#### [REQUIREMENTS]
Copy the records below exactly, omitting any pictures they contain.
━━━ RECORDS FOR THE EXERCISE
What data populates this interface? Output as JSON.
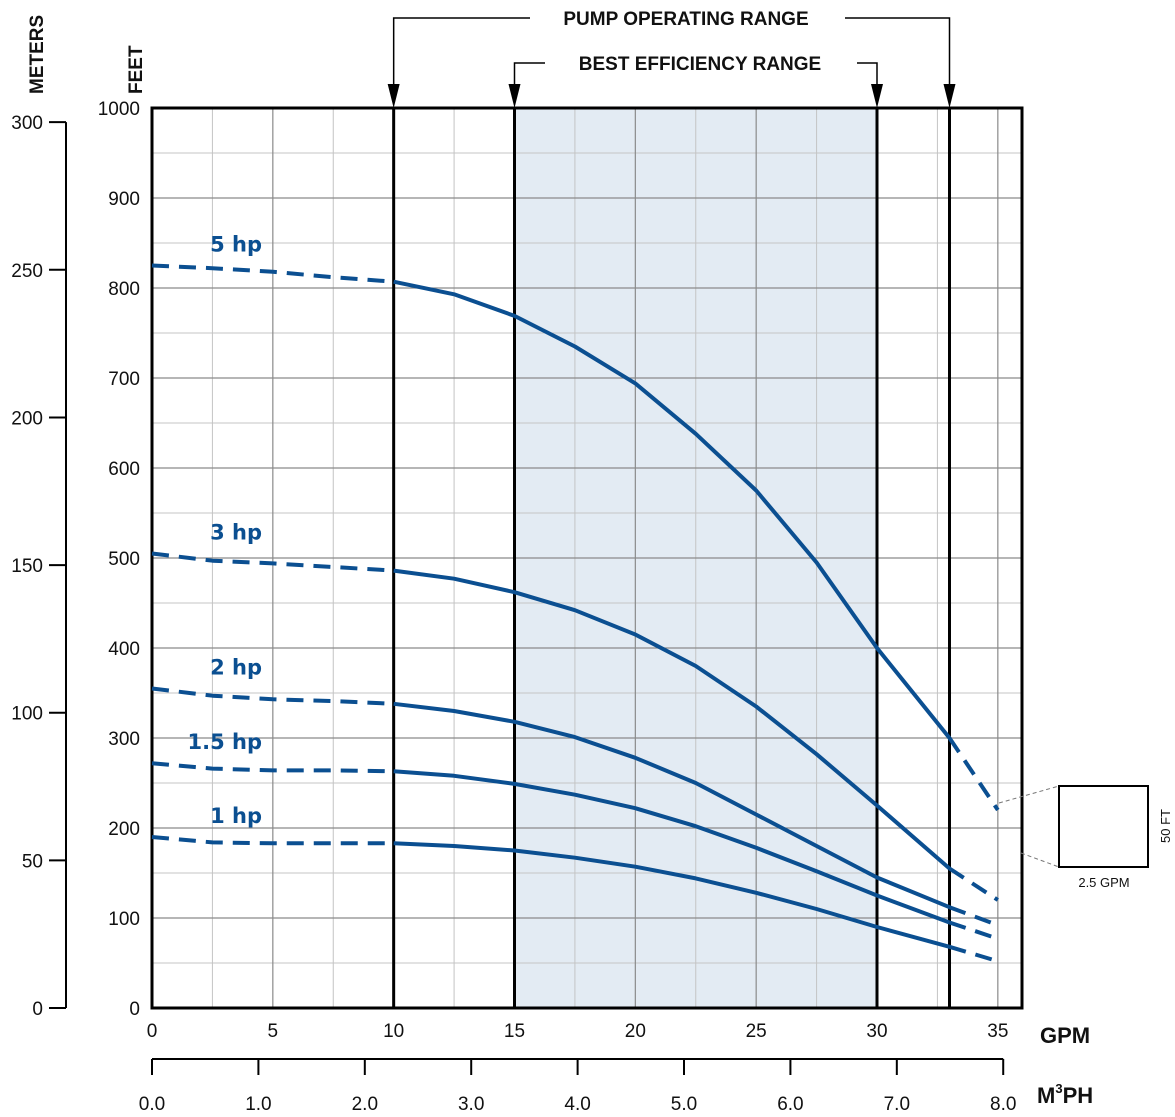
{
  "chart_data": {
    "type": "line",
    "axes": {
      "feet": {
        "label": "FEET",
        "ticks": [
          0,
          100,
          200,
          300,
          400,
          500,
          600,
          700,
          800,
          900,
          1000
        ],
        "ylim": [
          0,
          1000
        ]
      },
      "meters": {
        "label": "METERS",
        "ticks": [
          0,
          50,
          100,
          150,
          200,
          250,
          300
        ]
      },
      "gpm": {
        "label": "GPM",
        "ticks": [
          0,
          5,
          10,
          15,
          20,
          25,
          30,
          35
        ],
        "xlim": [
          0,
          36
        ]
      },
      "m3ph": {
        "label_main": "M",
        "label_sup": "3",
        "label_tail": "PH",
        "ticks": [
          "0.0",
          "1.0",
          "2.0",
          "3.0",
          "4.0",
          "5.0",
          "6.0",
          "7.0",
          "8.0"
        ]
      }
    },
    "ranges": {
      "pump_operating": {
        "label": "PUMP OPERATING RANGE",
        "from": 10,
        "to": 33
      },
      "best_efficiency": {
        "label": "BEST EFFICIENCY RANGE",
        "from": 15,
        "to": 30
      }
    },
    "series": [
      {
        "name": "5 hp",
        "x": [
          0,
          2.5,
          5,
          7.5,
          10,
          12.5,
          15,
          17.5,
          20,
          22.5,
          25,
          27.5,
          30,
          33,
          35
        ],
        "y": [
          825,
          822,
          818,
          812,
          807,
          793,
          769,
          735,
          694,
          638,
          575,
          495,
          400,
          300,
          220
        ],
        "solid_from": 10,
        "solid_to": 33
      },
      {
        "name": "3 hp",
        "x": [
          0,
          2.5,
          5,
          7.5,
          10,
          12.5,
          15,
          17.5,
          20,
          22.5,
          25,
          27.5,
          30,
          33,
          35
        ],
        "y": [
          505,
          497,
          494,
          490,
          486,
          477,
          462,
          442,
          415,
          380,
          335,
          282,
          225,
          155,
          120
        ],
        "solid_from": 10,
        "solid_to": 33
      },
      {
        "name": "2 hp",
        "x": [
          0,
          2.5,
          5,
          7.5,
          10,
          12.5,
          15,
          17.5,
          20,
          22.5,
          25,
          27.5,
          30,
          33,
          35
        ],
        "y": [
          355,
          347,
          343,
          341,
          338,
          330,
          318,
          301,
          278,
          250,
          215,
          180,
          145,
          112,
          92
        ],
        "solid_from": 10,
        "solid_to": 33
      },
      {
        "name": "1.5 hp",
        "x": [
          0,
          2.5,
          5,
          7.5,
          10,
          12.5,
          15,
          17.5,
          20,
          22.5,
          25,
          27.5,
          30,
          33,
          35
        ],
        "y": [
          272,
          266,
          264,
          264,
          263,
          258,
          249,
          237,
          222,
          202,
          178,
          152,
          125,
          95,
          77
        ],
        "solid_from": 10,
        "solid_to": 33
      },
      {
        "name": "1 hp",
        "x": [
          0,
          2.5,
          5,
          7.5,
          10,
          12.5,
          15,
          17.5,
          20,
          22.5,
          25,
          27.5,
          30,
          33,
          35
        ],
        "y": [
          190,
          184,
          183,
          183,
          183,
          180,
          175,
          167,
          157,
          144,
          128,
          110,
          90,
          68,
          52
        ],
        "solid_from": 10,
        "solid_to": 33
      }
    ],
    "scale_box": {
      "width_label": "2.5 GPM",
      "height_label": "50 FT"
    },
    "grid": true,
    "colors": {
      "curve": "#0b4f91",
      "efficiency_fill": "#e3ebf3",
      "grid": "#b5b5b5"
    }
  }
}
━━━━━━
#### [RESPONSE TO THIS TASK]
What data populates this interface? Output as JSON.
{
  "chart_data": {
    "type": "line",
    "axes": {
      "feet": {
        "label": "FEET",
        "ticks": [
          0,
          100,
          200,
          300,
          400,
          500,
          600,
          700,
          800,
          900,
          1000
        ],
        "ylim": [
          0,
          1000
        ]
      },
      "meters": {
        "label": "METERS",
        "ticks": [
          0,
          50,
          100,
          150,
          200,
          250,
          300
        ]
      },
      "gpm": {
        "label": "GPM",
        "ticks": [
          0,
          5,
          10,
          15,
          20,
          25,
          30,
          35
        ],
        "xlim": [
          0,
          36
        ]
      },
      "m3ph": {
        "label_main": "M",
        "label_sup": "3",
        "label_tail": "PH",
        "ticks": [
          "0.0",
          "1.0",
          "2.0",
          "3.0",
          "4.0",
          "5.0",
          "6.0",
          "7.0",
          "8.0"
        ]
      }
    },
    "ranges": {
      "pump_operating": {
        "label": "PUMP OPERATING RANGE",
        "from": 10,
        "to": 33
      },
      "best_efficiency": {
        "label": "BEST EFFICIENCY RANGE",
        "from": 15,
        "to": 30
      }
    },
    "series": [
      {
        "name": "5 hp",
        "x": [
          0,
          2.5,
          5,
          7.5,
          10,
          12.5,
          15,
          17.5,
          20,
          22.5,
          25,
          27.5,
          30,
          33,
          35
        ],
        "y": [
          825,
          822,
          818,
          812,
          807,
          793,
          769,
          735,
          694,
          638,
          575,
          495,
          400,
          300,
          220
        ],
        "solid_from": 10,
        "solid_to": 33
      },
      {
        "name": "3 hp",
        "x": [
          0,
          2.5,
          5,
          7.5,
          10,
          12.5,
          15,
          17.5,
          20,
          22.5,
          25,
          27.5,
          30,
          33,
          35
        ],
        "y": [
          505,
          497,
          494,
          490,
          486,
          477,
          462,
          442,
          415,
          380,
          335,
          282,
          225,
          155,
          120
        ],
        "solid_from": 10,
        "solid_to": 33
      },
      {
        "name": "2 hp",
        "x": [
          0,
          2.5,
          5,
          7.5,
          10,
          12.5,
          15,
          17.5,
          20,
          22.5,
          25,
          27.5,
          30,
          33,
          35
        ],
        "y": [
          355,
          347,
          343,
          341,
          338,
          330,
          318,
          301,
          278,
          250,
          215,
          180,
          145,
          112,
          92
        ],
        "solid_from": 10,
        "solid_to": 33
      },
      {
        "name": "1.5 hp",
        "x": [
          0,
          2.5,
          5,
          7.5,
          10,
          12.5,
          15,
          17.5,
          20,
          22.5,
          25,
          27.5,
          30,
          33,
          35
        ],
        "y": [
          272,
          266,
          264,
          264,
          263,
          258,
          249,
          237,
          222,
          202,
          178,
          152,
          125,
          95,
          77
        ],
        "solid_from": 10,
        "solid_to": 33
      },
      {
        "name": "1 hp",
        "x": [
          0,
          2.5,
          5,
          7.5,
          10,
          12.5,
          15,
          17.5,
          20,
          22.5,
          25,
          27.5,
          30,
          33,
          35
        ],
        "y": [
          190,
          184,
          183,
          183,
          183,
          180,
          175,
          167,
          157,
          144,
          128,
          110,
          90,
          68,
          52
        ],
        "solid_from": 10,
        "solid_to": 33
      }
    ],
    "scale_box": {
      "width_label": "2.5 GPM",
      "height_label": "50 FT"
    },
    "grid": true,
    "colors": {
      "curve": "#0b4f91",
      "efficiency_fill": "#e3ebf3",
      "grid": "#b5b5b5"
    }
  }
}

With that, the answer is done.